> [REQUIREMENT] Reproduce the records without any change, from their first line through the line containing "network-speed-unit: KB/s bbox=[408, 39, 438, 54]", including both of those lines.

> [MATERIAL TO PROCESS]
* * *
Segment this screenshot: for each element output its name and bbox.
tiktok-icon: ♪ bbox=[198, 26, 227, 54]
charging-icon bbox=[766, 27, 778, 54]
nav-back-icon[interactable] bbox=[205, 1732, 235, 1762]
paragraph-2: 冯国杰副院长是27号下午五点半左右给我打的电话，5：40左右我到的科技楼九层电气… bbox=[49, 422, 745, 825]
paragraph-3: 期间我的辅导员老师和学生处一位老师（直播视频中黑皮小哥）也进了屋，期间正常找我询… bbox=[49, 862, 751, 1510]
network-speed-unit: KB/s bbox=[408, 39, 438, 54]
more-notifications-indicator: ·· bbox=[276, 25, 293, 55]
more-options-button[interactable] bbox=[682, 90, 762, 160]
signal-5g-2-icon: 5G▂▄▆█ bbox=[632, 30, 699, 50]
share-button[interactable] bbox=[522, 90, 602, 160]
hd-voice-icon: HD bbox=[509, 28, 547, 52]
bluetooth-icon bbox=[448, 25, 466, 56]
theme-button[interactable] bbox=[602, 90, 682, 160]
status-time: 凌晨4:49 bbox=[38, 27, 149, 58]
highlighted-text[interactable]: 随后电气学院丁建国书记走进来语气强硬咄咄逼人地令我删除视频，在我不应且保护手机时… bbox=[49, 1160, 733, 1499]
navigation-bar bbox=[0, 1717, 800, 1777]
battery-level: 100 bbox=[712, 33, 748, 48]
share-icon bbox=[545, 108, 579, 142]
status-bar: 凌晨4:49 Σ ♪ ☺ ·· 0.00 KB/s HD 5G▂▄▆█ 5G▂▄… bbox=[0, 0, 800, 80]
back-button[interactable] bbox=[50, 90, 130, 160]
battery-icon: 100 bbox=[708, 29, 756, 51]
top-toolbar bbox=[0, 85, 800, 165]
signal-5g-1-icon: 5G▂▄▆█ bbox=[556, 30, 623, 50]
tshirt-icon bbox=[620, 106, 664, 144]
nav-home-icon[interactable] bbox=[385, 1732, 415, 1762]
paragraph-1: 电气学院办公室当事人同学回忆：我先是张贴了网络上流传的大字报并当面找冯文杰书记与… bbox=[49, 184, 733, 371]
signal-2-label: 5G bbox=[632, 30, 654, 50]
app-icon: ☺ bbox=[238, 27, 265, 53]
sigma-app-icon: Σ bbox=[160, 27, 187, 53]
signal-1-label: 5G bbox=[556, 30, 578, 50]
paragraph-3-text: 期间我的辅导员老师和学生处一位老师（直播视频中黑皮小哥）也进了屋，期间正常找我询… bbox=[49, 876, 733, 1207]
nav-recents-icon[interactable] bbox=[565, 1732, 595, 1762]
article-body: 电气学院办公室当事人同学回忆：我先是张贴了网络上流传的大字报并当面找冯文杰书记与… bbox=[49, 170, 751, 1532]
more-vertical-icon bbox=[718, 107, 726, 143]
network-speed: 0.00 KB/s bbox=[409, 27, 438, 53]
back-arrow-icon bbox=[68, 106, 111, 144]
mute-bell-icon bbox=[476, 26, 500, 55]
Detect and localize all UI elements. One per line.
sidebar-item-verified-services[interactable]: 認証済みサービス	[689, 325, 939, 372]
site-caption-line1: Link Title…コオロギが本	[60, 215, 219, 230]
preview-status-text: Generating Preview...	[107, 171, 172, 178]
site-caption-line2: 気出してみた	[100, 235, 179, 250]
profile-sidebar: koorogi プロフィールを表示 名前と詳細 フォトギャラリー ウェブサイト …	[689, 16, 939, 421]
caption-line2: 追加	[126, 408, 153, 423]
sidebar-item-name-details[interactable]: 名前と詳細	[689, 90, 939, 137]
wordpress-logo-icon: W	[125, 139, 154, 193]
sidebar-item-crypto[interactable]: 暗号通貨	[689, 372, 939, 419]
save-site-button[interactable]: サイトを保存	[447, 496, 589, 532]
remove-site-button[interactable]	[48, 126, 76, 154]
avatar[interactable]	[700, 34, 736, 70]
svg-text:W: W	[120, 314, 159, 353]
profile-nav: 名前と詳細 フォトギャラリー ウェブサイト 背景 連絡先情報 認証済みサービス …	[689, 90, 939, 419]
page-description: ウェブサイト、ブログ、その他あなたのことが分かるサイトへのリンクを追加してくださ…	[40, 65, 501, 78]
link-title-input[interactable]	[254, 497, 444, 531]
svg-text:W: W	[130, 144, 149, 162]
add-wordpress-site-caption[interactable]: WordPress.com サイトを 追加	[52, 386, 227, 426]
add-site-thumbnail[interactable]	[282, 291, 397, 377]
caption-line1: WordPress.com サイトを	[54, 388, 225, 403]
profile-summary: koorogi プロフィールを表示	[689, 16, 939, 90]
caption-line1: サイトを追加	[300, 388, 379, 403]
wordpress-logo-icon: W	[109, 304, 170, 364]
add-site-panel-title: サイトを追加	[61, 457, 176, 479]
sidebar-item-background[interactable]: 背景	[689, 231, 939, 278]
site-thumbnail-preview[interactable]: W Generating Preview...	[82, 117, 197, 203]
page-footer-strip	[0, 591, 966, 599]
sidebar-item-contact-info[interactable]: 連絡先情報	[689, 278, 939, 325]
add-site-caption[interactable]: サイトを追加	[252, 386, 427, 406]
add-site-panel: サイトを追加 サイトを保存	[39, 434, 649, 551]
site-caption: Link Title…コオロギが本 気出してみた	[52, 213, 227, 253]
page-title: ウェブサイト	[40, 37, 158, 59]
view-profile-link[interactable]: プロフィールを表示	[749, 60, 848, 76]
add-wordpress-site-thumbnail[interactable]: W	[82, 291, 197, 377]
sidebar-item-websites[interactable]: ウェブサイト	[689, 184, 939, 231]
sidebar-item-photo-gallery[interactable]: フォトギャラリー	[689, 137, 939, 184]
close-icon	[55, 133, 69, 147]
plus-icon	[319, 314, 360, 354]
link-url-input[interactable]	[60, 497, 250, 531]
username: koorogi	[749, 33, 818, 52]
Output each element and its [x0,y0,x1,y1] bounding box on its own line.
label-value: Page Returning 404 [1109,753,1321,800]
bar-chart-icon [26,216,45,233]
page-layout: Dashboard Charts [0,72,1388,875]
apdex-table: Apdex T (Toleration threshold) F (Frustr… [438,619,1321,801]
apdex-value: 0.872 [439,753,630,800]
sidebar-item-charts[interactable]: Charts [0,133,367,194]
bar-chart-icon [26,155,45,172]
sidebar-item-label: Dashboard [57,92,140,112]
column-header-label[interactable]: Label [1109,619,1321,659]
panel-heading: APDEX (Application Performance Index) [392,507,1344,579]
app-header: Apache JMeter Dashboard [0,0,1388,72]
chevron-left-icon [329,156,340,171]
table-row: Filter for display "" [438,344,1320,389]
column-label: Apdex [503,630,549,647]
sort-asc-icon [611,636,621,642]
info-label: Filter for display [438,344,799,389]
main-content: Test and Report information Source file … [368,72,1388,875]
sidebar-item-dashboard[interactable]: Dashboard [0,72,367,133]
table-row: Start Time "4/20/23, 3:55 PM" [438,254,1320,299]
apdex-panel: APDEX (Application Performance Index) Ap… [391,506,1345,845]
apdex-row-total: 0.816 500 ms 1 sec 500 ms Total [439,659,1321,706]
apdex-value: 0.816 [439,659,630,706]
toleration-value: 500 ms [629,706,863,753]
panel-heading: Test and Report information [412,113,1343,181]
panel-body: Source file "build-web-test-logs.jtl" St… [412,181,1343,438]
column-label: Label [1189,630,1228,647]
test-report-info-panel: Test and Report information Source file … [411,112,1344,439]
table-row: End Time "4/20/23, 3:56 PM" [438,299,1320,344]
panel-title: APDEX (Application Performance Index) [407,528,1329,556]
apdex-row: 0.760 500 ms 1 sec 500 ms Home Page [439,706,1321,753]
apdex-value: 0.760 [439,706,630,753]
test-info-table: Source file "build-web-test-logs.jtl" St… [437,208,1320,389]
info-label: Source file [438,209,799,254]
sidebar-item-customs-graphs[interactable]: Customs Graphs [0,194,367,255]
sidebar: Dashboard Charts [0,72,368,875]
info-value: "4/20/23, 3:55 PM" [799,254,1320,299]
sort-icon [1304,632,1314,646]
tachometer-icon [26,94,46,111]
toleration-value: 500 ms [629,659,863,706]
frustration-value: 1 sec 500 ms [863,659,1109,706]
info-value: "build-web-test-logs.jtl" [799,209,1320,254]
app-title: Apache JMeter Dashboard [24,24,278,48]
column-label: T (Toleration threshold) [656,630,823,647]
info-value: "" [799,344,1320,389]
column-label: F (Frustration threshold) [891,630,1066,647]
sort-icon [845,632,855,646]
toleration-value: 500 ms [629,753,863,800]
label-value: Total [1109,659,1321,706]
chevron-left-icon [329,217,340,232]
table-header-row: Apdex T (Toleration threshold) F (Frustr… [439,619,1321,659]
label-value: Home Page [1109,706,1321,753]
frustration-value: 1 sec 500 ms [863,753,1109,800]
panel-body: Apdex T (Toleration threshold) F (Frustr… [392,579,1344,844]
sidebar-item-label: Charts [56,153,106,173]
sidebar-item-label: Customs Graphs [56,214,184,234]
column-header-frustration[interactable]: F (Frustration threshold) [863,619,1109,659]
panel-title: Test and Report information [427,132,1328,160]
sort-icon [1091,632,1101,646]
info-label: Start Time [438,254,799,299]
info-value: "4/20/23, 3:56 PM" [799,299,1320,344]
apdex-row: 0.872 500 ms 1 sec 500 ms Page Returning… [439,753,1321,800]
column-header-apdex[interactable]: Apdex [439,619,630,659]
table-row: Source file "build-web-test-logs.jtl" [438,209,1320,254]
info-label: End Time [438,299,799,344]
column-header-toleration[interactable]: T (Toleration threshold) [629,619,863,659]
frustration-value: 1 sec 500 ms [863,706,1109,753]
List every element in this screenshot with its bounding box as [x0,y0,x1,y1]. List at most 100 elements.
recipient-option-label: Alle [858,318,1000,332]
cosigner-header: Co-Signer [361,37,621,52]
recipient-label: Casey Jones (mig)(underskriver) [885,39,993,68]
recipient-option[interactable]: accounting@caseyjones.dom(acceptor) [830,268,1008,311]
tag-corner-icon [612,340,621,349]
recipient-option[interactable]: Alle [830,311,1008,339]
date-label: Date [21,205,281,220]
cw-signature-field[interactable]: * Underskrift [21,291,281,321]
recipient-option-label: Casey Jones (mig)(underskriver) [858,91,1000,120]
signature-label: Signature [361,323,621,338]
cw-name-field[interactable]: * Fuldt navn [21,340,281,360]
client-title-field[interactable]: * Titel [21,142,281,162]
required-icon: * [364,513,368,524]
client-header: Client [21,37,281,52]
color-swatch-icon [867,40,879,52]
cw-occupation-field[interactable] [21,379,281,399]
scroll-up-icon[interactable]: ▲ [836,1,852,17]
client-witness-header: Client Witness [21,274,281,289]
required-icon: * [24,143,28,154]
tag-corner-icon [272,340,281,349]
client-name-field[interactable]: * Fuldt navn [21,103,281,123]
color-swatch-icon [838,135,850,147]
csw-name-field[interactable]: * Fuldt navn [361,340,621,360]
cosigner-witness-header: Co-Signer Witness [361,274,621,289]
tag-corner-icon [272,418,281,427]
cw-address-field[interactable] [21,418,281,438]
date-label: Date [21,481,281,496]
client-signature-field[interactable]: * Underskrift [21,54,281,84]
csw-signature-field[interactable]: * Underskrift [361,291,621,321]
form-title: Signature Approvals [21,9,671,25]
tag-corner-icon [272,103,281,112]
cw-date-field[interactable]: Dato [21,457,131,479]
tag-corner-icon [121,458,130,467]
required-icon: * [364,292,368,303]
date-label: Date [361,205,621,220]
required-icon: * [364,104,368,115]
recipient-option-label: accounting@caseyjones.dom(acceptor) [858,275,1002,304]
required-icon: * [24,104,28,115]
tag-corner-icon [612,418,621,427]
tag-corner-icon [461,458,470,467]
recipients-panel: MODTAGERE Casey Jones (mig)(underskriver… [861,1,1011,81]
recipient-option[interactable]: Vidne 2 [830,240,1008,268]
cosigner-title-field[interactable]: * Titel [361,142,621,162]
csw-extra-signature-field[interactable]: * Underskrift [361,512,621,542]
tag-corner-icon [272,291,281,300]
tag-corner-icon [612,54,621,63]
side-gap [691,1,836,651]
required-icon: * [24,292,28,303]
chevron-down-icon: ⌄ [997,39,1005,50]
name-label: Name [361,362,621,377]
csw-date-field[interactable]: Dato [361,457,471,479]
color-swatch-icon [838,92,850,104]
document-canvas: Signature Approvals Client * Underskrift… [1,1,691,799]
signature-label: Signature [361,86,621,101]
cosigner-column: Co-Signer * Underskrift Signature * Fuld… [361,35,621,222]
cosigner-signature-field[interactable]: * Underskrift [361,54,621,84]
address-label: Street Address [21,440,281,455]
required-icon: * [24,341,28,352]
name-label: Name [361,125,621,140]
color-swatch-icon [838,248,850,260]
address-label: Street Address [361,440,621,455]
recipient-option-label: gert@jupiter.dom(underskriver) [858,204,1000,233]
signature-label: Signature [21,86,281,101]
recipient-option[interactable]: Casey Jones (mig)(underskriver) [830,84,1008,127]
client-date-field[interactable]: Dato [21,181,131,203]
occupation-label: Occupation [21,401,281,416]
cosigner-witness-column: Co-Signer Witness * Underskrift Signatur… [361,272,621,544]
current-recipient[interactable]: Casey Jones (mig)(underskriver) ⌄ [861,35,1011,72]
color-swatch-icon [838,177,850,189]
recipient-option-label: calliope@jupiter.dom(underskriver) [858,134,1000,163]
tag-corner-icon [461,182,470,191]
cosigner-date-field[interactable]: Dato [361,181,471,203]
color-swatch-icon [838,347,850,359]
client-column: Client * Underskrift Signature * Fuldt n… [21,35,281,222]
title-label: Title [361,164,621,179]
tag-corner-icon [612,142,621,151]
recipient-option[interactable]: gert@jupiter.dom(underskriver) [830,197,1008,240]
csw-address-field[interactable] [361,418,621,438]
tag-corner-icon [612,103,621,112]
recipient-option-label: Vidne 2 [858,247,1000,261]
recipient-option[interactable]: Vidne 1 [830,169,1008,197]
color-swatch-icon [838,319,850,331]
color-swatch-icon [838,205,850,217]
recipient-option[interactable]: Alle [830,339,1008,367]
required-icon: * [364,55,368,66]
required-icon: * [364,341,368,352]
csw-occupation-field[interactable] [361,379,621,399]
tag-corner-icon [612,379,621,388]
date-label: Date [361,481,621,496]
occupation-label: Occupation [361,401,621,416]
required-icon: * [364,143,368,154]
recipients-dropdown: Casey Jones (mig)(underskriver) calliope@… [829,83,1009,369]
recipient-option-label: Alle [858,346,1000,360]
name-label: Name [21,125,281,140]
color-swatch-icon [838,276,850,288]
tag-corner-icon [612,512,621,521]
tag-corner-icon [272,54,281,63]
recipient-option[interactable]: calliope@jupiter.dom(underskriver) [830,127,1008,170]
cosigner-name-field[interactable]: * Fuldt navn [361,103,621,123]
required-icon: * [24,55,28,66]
* * *
> [SOLUTION TO THIS EXERCISE]
Segment this screenshot: for each element output its name and bbox.
tiktok-icon: ♪ bbox=[198, 26, 227, 54]
charging-icon bbox=[766, 27, 778, 54]
nav-back-icon[interactable] bbox=[205, 1732, 235, 1762]
paragraph-2: 冯国杰副院长是27号下午五点半左右给我打的电话，5：40左右我到的科技楼九层电气… bbox=[49, 422, 745, 825]
paragraph-3: 期间我的辅导员老师和学生处一位老师（直播视频中黑皮小哥）也进了屋，期间正常找我询… bbox=[49, 862, 751, 1510]
network-speed-unit: KB/s bbox=[408, 39, 438, 54]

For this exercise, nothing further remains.